[DATA FOR THE TASK]
## start
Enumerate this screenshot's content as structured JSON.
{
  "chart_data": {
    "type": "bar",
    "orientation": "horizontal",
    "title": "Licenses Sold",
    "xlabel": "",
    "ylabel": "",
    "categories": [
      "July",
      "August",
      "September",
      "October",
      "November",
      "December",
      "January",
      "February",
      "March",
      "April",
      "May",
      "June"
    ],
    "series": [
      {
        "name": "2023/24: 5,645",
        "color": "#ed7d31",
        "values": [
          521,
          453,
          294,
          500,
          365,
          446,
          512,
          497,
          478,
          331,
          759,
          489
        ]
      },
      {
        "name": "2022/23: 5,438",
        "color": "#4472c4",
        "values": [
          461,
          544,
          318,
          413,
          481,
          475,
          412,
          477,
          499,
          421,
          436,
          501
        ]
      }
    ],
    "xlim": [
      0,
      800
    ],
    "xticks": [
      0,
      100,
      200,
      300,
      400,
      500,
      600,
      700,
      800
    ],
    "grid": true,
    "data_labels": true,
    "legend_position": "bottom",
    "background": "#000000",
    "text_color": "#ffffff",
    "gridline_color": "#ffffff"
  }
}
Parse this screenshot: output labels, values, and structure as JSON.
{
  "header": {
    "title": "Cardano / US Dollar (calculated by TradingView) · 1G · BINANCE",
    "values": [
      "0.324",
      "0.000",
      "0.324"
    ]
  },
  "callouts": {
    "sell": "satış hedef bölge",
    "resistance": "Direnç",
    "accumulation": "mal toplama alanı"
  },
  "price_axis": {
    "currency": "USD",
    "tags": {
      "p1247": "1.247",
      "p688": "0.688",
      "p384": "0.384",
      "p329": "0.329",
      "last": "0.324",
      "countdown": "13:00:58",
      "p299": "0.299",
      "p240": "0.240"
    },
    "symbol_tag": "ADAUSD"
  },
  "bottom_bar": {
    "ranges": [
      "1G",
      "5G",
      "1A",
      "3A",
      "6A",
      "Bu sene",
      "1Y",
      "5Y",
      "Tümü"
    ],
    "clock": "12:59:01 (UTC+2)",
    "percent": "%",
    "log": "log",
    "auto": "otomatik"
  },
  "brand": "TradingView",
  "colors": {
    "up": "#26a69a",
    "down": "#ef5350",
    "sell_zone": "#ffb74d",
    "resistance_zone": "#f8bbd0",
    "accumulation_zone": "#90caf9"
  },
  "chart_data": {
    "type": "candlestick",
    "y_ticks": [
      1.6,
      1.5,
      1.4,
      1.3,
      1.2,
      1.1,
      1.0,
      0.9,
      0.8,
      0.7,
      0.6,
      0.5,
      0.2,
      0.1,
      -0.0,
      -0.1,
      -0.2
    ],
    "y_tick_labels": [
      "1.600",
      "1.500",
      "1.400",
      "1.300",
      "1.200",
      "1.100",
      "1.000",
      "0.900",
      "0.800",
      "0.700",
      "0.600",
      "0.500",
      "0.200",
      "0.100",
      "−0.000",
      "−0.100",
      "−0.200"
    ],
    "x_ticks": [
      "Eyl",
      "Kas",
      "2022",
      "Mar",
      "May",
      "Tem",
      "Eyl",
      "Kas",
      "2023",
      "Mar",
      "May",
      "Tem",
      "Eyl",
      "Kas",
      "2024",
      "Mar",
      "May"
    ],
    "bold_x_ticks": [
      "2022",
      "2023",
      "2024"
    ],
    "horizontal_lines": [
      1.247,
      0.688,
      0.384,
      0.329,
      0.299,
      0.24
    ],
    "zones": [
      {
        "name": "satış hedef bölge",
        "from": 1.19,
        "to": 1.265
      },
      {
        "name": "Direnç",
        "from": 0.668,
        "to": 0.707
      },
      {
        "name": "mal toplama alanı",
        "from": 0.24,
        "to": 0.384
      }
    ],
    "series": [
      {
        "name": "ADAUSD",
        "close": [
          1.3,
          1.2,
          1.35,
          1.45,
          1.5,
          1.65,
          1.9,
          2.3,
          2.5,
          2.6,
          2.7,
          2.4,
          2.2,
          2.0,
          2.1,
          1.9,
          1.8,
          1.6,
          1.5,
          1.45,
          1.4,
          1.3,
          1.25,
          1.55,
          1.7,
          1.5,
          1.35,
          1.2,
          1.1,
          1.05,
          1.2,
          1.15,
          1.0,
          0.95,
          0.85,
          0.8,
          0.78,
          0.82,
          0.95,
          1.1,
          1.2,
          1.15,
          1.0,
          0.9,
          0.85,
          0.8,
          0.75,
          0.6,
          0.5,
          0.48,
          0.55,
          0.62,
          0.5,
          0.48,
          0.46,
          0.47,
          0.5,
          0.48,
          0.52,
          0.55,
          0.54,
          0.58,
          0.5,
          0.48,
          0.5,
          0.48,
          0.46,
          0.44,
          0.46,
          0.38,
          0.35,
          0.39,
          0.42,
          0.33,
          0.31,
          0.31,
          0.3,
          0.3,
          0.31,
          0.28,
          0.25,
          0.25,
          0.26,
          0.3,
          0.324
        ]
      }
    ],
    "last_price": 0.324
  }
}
## end
Reproduce the material in full, with no word added or dropped.

Enumerate this screenshot's content as structured JSON.
{
  "chart_data": {
    "type": "bar",
    "orientation": "horizontal",
    "title": "Licenses Sold",
    "xlabel": "",
    "ylabel": "",
    "categories": [
      "July",
      "August",
      "September",
      "October",
      "November",
      "December",
      "January",
      "February",
      "March",
      "April",
      "May",
      "June"
    ],
    "series": [
      {
        "name": "2023/24: 5,645",
        "color": "#ed7d31",
        "values": [
          521,
          453,
          294,
          500,
          365,
          446,
          512,
          497,
          478,
          331,
          759,
          489
        ]
      },
      {
        "name": "2022/23: 5,438",
        "color": "#4472c4",
        "values": [
          461,
          544,
          318,
          413,
          481,
          475,
          412,
          477,
          499,
          421,
          436,
          501
        ]
      }
    ],
    "xlim": [
      0,
      800
    ],
    "xticks": [
      0,
      100,
      200,
      300,
      400,
      500,
      600,
      700,
      800
    ],
    "grid": true,
    "data_labels": true,
    "legend_position": "bottom",
    "background": "#000000",
    "text_color": "#ffffff",
    "gridline_color": "#ffffff"
  }
}
Parse this screenshot: output labels, values, and structure as JSON.
{
  "header": {
    "title": "Cardano / US Dollar (calculated by TradingView) · 1G · BINANCE",
    "values": [
      "0.324",
      "0.000",
      "0.324"
    ]
  },
  "callouts": {
    "sell": "satış hedef bölge",
    "resistance": "Direnç",
    "accumulation": "mal toplama alanı"
  },
  "price_axis": {
    "currency": "USD",
    "tags": {
      "p1247": "1.247",
      "p688": "0.688",
      "p384": "0.384",
      "p329": "0.329",
      "last": "0.324",
      "countdown": "13:00:58",
      "p299": "0.299",
      "p240": "0.240"
    },
    "symbol_tag": "ADAUSD"
  },
  "bottom_bar": {
    "ranges": [
      "1G",
      "5G",
      "1A",
      "3A",
      "6A",
      "Bu sene",
      "1Y",
      "5Y",
      "Tümü"
    ],
    "clock": "12:59:01 (UTC+2)",
    "percent": "%",
    "log": "log",
    "auto": "otomatik"
  },
  "brand": "TradingView",
  "colors": {
    "up": "#26a69a",
    "down": "#ef5350",
    "sell_zone": "#ffb74d",
    "resistance_zone": "#f8bbd0",
    "accumulation_zone": "#90caf9"
  },
  "chart_data": {
    "type": "candlestick",
    "y_ticks": [
      1.6,
      1.5,
      1.4,
      1.3,
      1.2,
      1.1,
      1.0,
      0.9,
      0.8,
      0.7,
      0.6,
      0.5,
      0.2,
      0.1,
      -0.0,
      -0.1,
      -0.2
    ],
    "y_tick_labels": [
      "1.600",
      "1.500",
      "1.400",
      "1.300",
      "1.200",
      "1.100",
      "1.000",
      "0.900",
      "0.800",
      "0.700",
      "0.600",
      "0.500",
      "0.200",
      "0.100",
      "−0.000",
      "−0.100",
      "−0.200"
    ],
    "x_ticks": [
      "Eyl",
      "Kas",
      "2022",
      "Mar",
      "May",
      "Tem",
      "Eyl",
      "Kas",
      "2023",
      "Mar",
      "May",
      "Tem",
      "Eyl",
      "Kas",
      "2024",
      "Mar",
      "May"
    ],
    "bold_x_ticks": [
      "2022",
      "2023",
      "2024"
    ],
    "horizontal_lines": [
      1.247,
      0.688,
      0.384,
      0.329,
      0.299,
      0.24
    ],
    "zones": [
      {
        "name": "satış hedef bölge",
        "from": 1.19,
        "to": 1.265
      },
      {
        "name": "Direnç",
        "from": 0.668,
        "to": 0.707
      },
      {
        "name": "mal toplama alanı",
        "from": 0.24,
        "to": 0.384
      }
    ],
    "series": [
      {
        "name": "ADAUSD",
        "close": [
          1.3,
          1.2,
          1.35,
          1.45,
          1.5,
          1.65,
          1.9,
          2.3,
          2.5,
          2.6,
          2.7,
          2.4,
          2.2,
          2.0,
          2.1,
          1.9,
          1.8,
          1.6,
          1.5,
          1.45,
          1.4,
          1.3,
          1.25,
          1.55,
          1.7,
          1.5,
          1.35,
          1.2,
          1.1,
          1.05,
          1.2,
          1.15,
          1.0,
          0.95,
          0.85,
          0.8,
          0.78,
          0.82,
          0.95,
          1.1,
          1.2,
          1.15,
          1.0,
          0.9,
          0.85,
          0.8,
          0.75,
          0.6,
          0.5,
          0.48,
          0.55,
          0.62,
          0.5,
          0.48,
          0.46,
          0.47,
          0.5,
          0.48,
          0.52,
          0.55,
          0.54,
          0.58,
          0.5,
          0.48,
          0.5,
          0.48,
          0.46,
          0.44,
          0.46,
          0.38,
          0.35,
          0.39,
          0.42,
          0.33,
          0.31,
          0.31,
          0.3,
          0.3,
          0.31,
          0.28,
          0.25,
          0.25,
          0.26,
          0.3,
          0.324
        ]
      }
    ],
    "last_price": 0.324
  }
}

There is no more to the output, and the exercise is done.